Copy out each line that has "Center" in it.

- _TASK INPUT_:
____

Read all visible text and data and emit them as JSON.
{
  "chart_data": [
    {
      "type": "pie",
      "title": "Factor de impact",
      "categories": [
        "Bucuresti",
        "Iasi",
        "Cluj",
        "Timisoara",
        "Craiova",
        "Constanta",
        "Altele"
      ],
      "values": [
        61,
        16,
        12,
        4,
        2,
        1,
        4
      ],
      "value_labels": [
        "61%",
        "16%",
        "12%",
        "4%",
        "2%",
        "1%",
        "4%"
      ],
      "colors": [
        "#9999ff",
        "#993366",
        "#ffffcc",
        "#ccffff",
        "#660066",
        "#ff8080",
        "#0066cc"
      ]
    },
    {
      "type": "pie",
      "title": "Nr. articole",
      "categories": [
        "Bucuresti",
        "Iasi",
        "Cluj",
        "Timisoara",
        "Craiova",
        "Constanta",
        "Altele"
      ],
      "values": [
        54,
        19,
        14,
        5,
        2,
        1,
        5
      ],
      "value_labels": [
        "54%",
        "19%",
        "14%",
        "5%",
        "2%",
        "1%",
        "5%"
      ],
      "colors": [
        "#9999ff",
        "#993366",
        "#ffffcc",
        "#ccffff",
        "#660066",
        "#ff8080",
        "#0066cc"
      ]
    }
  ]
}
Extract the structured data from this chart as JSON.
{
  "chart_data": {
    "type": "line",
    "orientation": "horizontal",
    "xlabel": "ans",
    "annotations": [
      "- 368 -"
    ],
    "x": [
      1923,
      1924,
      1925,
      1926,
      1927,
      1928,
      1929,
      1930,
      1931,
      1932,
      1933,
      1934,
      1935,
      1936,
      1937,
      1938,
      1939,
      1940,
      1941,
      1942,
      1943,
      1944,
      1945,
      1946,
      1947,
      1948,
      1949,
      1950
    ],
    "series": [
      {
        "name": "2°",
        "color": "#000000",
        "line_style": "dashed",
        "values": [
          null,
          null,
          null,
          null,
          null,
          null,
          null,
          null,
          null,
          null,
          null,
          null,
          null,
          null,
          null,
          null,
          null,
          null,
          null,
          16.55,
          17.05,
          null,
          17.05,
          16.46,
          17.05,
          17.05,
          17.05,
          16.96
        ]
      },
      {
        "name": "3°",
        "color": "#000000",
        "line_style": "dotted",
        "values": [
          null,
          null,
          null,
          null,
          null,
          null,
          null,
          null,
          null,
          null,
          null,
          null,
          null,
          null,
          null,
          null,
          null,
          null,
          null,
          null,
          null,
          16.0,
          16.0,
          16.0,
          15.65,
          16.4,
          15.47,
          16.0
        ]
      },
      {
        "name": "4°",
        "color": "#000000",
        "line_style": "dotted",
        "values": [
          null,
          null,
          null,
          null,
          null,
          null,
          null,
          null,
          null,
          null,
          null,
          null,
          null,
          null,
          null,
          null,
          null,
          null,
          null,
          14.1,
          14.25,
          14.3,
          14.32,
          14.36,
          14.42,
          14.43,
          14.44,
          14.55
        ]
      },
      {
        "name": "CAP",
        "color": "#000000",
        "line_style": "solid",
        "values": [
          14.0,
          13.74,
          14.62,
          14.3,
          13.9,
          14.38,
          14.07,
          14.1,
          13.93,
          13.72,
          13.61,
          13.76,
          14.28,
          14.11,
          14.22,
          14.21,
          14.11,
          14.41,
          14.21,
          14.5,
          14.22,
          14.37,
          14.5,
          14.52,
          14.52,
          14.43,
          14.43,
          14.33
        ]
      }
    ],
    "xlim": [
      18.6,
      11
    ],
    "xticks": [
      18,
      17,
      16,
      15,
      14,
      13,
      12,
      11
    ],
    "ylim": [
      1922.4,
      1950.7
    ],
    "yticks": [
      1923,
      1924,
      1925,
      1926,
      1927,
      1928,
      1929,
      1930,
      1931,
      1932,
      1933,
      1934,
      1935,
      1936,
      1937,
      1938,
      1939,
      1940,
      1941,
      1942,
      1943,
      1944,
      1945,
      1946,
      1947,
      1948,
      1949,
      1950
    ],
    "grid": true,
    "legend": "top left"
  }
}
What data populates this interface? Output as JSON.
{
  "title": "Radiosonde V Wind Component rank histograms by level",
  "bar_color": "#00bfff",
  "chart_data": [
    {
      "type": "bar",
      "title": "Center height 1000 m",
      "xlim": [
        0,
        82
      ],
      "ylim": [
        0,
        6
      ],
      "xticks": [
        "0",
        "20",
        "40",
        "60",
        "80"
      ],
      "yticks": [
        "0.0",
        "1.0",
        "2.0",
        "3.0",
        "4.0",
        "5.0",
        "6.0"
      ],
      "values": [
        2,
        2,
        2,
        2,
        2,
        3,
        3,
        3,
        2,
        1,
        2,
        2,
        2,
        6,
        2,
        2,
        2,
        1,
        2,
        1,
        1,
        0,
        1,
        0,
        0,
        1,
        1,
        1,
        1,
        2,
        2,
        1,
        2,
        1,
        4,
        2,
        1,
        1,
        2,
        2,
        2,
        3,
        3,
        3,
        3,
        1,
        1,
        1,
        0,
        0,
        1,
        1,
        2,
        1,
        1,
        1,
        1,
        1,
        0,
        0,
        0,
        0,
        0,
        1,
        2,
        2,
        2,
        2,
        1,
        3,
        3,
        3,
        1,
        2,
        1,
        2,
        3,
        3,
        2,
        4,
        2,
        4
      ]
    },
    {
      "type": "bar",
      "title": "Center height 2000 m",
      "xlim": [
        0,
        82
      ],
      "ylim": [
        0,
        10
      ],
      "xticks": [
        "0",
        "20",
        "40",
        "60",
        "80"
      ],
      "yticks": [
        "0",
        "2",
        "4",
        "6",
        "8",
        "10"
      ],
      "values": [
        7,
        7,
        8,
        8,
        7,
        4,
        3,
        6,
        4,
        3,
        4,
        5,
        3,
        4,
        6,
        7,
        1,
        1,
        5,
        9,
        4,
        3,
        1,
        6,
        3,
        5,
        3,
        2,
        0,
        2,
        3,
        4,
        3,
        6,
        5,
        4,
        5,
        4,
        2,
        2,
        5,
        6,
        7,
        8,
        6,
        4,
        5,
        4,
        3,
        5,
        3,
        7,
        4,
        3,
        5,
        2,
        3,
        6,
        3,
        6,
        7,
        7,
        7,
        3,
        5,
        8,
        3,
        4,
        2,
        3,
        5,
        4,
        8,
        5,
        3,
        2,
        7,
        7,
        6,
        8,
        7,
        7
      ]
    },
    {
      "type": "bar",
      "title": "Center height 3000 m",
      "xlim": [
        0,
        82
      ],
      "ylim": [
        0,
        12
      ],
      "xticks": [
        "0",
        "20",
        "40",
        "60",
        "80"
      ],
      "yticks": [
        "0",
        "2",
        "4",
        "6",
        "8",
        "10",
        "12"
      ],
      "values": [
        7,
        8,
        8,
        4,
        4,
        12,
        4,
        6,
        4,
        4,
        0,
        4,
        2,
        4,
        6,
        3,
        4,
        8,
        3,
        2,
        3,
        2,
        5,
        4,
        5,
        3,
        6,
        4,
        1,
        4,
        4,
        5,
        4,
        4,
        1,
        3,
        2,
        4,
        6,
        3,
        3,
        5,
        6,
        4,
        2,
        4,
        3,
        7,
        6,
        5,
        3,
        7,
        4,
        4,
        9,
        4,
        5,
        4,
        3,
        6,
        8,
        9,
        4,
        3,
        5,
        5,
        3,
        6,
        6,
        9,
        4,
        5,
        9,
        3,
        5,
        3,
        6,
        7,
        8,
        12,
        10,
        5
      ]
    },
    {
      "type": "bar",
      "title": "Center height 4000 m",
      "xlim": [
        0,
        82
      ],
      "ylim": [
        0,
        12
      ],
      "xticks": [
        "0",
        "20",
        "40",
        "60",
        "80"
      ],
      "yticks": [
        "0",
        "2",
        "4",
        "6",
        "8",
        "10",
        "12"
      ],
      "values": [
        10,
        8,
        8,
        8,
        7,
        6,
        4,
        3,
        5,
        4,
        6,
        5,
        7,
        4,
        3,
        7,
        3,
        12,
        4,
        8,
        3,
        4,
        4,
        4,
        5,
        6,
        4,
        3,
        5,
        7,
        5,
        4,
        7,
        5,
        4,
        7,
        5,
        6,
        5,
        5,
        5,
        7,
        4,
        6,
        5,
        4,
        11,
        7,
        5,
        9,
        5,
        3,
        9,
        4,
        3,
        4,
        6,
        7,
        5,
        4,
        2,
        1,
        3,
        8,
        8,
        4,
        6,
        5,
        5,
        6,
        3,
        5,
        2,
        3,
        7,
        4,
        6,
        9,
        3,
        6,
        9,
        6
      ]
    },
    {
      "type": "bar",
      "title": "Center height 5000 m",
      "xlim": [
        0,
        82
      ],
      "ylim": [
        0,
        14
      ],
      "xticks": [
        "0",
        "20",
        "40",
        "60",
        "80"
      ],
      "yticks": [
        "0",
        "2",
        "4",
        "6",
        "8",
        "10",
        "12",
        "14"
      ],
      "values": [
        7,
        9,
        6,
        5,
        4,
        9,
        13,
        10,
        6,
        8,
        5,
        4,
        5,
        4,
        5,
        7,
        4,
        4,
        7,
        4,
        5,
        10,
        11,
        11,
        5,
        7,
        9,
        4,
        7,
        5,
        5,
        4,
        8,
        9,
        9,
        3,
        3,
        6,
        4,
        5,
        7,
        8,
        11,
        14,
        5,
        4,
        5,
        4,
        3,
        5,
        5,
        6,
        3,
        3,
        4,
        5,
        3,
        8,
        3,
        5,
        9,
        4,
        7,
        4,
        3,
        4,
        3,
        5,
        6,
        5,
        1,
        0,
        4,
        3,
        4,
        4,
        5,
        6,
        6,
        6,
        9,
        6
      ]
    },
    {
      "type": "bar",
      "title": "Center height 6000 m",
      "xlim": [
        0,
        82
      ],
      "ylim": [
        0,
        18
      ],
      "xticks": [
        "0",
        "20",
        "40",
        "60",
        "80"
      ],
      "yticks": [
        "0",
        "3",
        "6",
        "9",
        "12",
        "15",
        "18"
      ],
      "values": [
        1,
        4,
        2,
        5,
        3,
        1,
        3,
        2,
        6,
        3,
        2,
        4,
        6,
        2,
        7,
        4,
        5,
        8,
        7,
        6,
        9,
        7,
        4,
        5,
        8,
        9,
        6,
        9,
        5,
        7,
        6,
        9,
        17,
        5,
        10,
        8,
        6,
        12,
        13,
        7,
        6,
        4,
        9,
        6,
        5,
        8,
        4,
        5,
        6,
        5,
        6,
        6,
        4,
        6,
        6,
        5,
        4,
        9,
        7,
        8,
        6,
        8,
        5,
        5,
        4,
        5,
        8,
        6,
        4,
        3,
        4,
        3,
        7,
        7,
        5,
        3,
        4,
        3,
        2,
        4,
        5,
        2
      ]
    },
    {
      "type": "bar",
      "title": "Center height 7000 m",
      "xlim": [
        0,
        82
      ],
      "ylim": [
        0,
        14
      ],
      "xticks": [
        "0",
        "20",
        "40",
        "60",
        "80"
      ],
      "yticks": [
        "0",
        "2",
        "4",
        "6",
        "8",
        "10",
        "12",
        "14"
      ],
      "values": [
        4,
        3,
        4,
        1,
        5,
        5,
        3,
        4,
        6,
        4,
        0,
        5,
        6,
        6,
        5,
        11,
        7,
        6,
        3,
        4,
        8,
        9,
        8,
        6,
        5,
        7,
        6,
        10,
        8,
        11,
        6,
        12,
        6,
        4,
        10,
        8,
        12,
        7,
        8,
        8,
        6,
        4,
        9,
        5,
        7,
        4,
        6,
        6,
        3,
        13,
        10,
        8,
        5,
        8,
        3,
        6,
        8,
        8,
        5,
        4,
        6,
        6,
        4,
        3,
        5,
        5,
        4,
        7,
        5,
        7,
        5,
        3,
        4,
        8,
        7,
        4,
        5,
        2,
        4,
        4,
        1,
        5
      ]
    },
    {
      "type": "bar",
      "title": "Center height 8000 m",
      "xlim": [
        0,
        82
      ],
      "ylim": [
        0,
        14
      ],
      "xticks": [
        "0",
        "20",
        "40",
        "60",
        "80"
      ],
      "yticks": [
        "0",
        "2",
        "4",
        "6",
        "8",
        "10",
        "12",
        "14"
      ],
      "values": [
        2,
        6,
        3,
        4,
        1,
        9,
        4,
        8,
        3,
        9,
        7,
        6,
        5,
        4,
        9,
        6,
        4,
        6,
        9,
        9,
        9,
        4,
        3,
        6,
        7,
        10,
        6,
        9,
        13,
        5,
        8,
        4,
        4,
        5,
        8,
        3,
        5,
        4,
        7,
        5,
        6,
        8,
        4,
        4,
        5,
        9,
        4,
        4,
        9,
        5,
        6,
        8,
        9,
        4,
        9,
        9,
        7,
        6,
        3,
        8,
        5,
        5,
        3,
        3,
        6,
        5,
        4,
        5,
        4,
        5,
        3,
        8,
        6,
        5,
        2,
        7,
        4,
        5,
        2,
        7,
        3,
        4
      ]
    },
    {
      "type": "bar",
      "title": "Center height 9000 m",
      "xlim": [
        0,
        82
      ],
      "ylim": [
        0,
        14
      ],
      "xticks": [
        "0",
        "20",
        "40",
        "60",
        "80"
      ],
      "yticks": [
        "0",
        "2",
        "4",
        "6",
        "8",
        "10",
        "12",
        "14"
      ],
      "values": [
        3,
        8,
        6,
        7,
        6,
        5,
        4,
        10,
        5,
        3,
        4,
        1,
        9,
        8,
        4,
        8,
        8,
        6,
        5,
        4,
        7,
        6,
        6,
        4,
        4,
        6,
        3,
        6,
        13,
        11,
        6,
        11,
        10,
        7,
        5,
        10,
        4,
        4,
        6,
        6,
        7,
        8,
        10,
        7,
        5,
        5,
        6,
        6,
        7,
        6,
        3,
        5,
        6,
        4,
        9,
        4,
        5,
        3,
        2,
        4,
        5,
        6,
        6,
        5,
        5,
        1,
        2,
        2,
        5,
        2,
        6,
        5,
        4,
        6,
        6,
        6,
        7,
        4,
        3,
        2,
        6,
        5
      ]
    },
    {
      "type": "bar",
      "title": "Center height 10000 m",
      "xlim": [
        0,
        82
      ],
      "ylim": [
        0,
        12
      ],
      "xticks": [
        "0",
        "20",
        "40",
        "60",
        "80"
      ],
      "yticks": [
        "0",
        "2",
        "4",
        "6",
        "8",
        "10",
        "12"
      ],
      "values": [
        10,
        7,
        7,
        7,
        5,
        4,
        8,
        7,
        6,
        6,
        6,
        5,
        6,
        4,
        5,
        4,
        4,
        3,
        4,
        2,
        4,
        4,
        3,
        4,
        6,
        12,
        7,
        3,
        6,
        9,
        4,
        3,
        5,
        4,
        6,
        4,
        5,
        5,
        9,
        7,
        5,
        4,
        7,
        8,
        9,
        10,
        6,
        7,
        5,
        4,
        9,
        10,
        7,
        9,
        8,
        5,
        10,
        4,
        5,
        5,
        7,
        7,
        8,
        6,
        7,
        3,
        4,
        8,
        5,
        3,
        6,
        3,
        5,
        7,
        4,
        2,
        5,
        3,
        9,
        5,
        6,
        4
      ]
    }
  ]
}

____

- _THE RESPONSE_:
      "title": "Center height 1000 m",
      "title": "Center height 2000 m",
      "title": "Center height 3000 m",
      "title": "Center height 4000 m",
      "title": "Center height 5000 m",
      "title": "Center height 6000 m",
      "title": "Center height 7000 m",
      "title": "Center height 8000 m",
      "title": "Center height 9000 m",
      "title": "Center height 10000 m",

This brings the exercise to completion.